__REQUIRED WORK__
Without omitting anything, return the records precisely as given.

*** SUPPLIED INFORMATION

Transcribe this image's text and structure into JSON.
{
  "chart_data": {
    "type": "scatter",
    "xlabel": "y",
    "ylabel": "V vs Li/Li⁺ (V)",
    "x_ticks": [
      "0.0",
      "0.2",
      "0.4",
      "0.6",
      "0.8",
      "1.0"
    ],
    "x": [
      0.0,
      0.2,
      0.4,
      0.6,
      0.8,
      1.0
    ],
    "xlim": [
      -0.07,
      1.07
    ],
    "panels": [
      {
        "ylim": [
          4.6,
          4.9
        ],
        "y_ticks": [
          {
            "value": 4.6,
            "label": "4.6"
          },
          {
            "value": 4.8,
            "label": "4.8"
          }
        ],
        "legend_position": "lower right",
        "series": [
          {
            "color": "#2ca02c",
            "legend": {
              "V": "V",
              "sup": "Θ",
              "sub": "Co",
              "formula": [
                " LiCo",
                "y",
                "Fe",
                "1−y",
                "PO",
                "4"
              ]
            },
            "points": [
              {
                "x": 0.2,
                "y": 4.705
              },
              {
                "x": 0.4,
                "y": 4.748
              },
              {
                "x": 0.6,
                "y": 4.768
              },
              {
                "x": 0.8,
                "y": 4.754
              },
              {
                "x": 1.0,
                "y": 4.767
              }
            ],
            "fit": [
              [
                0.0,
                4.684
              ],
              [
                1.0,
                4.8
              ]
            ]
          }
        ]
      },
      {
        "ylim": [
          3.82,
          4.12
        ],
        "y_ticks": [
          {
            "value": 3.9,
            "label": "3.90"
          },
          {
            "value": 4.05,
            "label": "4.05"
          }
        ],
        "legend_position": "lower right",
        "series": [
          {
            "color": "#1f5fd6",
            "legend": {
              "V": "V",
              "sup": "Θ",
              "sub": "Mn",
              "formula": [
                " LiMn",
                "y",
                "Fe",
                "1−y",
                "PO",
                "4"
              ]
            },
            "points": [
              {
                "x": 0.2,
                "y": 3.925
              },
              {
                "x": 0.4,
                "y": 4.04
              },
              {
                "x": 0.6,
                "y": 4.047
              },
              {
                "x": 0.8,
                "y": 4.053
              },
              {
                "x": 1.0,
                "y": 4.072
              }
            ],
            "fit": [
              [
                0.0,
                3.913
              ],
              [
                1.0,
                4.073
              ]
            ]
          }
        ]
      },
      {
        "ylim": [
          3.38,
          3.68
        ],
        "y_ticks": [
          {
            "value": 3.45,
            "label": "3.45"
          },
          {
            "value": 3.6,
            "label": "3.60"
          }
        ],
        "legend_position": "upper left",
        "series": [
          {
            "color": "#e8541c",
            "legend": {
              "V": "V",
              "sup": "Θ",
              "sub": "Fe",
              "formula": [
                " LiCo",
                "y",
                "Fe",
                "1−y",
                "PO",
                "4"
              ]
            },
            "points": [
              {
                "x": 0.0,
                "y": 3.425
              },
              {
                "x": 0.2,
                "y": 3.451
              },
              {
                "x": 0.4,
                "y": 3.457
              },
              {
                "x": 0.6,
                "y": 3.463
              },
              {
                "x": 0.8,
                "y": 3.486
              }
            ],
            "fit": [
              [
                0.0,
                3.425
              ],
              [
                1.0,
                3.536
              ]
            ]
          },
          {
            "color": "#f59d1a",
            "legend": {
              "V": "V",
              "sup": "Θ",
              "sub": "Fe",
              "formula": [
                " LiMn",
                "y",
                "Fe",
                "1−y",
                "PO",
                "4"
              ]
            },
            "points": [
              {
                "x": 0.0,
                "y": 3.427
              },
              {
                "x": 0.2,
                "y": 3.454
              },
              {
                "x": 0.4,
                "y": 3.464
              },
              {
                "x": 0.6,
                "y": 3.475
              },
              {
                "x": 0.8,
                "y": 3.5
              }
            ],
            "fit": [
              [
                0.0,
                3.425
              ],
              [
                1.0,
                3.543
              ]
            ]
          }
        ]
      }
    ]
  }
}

******

__RESULT FOR THIS EXERCISE__
Transcribe this image's text and structure into JSON.
{
  "chart_data": {
    "type": "scatter",
    "xlabel": "y",
    "ylabel": "V vs Li/Li⁺ (V)",
    "x_ticks": [
      "0.0",
      "0.2",
      "0.4",
      "0.6",
      "0.8",
      "1.0"
    ],
    "x": [
      0.0,
      0.2,
      0.4,
      0.6,
      0.8,
      1.0
    ],
    "xlim": [
      -0.07,
      1.07
    ],
    "panels": [
      {
        "ylim": [
          4.6,
          4.9
        ],
        "y_ticks": [
          {
            "value": 4.6,
            "label": "4.6"
          },
          {
            "value": 4.8,
            "label": "4.8"
          }
        ],
        "legend_position": "lower right",
        "series": [
          {
            "color": "#2ca02c",
            "legend": {
              "V": "V",
              "sup": "Θ",
              "sub": "Co",
              "formula": [
                " LiCo",
                "y",
                "Fe",
                "1−y",
                "PO",
                "4"
              ]
            },
            "points": [
              {
                "x": 0.2,
                "y": 4.705
              },
              {
                "x": 0.4,
                "y": 4.748
              },
              {
                "x": 0.6,
                "y": 4.768
              },
              {
                "x": 0.8,
                "y": 4.754
              },
              {
                "x": 1.0,
                "y": 4.767
              }
            ],
            "fit": [
              [
                0.0,
                4.684
              ],
              [
                1.0,
                4.8
              ]
            ]
          }
        ]
      },
      {
        "ylim": [
          3.82,
          4.12
        ],
        "y_ticks": [
          {
            "value": 3.9,
            "label": "3.90"
          },
          {
            "value": 4.05,
            "label": "4.05"
          }
        ],
        "legend_position": "lower right",
        "series": [
          {
            "color": "#1f5fd6",
            "legend": {
              "V": "V",
              "sup": "Θ",
              "sub": "Mn",
              "formula": [
                " LiMn",
                "y",
                "Fe",
                "1−y",
                "PO",
                "4"
              ]
            },
            "points": [
              {
                "x": 0.2,
                "y": 3.925
              },
              {
                "x": 0.4,
                "y": 4.04
              },
              {
                "x": 0.6,
                "y": 4.047
              },
              {
                "x": 0.8,
                "y": 4.053
              },
              {
                "x": 1.0,
                "y": 4.072
              }
            ],
            "fit": [
              [
                0.0,
                3.913
              ],
              [
                1.0,
                4.073
              ]
            ]
          }
        ]
      },
      {
        "ylim": [
          3.38,
          3.68
        ],
        "y_ticks": [
          {
            "value": 3.45,
            "label": "3.45"
          },
          {
            "value": 3.6,
            "label": "3.60"
          }
        ],
        "legend_position": "upper left",
        "series": [
          {
            "color": "#e8541c",
            "legend": {
              "V": "V",
              "sup": "Θ",
              "sub": "Fe",
              "formula": [
                " LiCo",
                "y",
                "Fe",
                "1−y",
                "PO",
                "4"
              ]
            },
            "points": [
              {
                "x": 0.0,
                "y": 3.425
              },
              {
                "x": 0.2,
                "y": 3.451
              },
              {
                "x": 0.4,
                "y": 3.457
              },
              {
                "x": 0.6,
                "y": 3.463
              },
              {
                "x": 0.8,
                "y": 3.486
              }
            ],
            "fit": [
              [
                0.0,
                3.425
              ],
              [
                1.0,
                3.536
              ]
            ]
          },
          {
            "color": "#f59d1a",
            "legend": {
              "V": "V",
              "sup": "Θ",
              "sub": "Fe",
              "formula": [
                " LiMn",
                "y",
                "Fe",
                "1−y",
                "PO",
                "4"
              ]
            },
            "points": [
              {
                "x": 0.0,
                "y": 3.427
              },
              {
                "x": 0.2,
                "y": 3.454
              },
              {
                "x": 0.4,
                "y": 3.464
              },
              {
                "x": 0.6,
                "y": 3.475
              },
              {
                "x": 0.8,
                "y": 3.5
              }
            ],
            "fit": [
              [
                0.0,
                3.425
              ],
              [
                1.0,
                3.543
              ]
            ]
          }
        ]
      }
    ]
  }
}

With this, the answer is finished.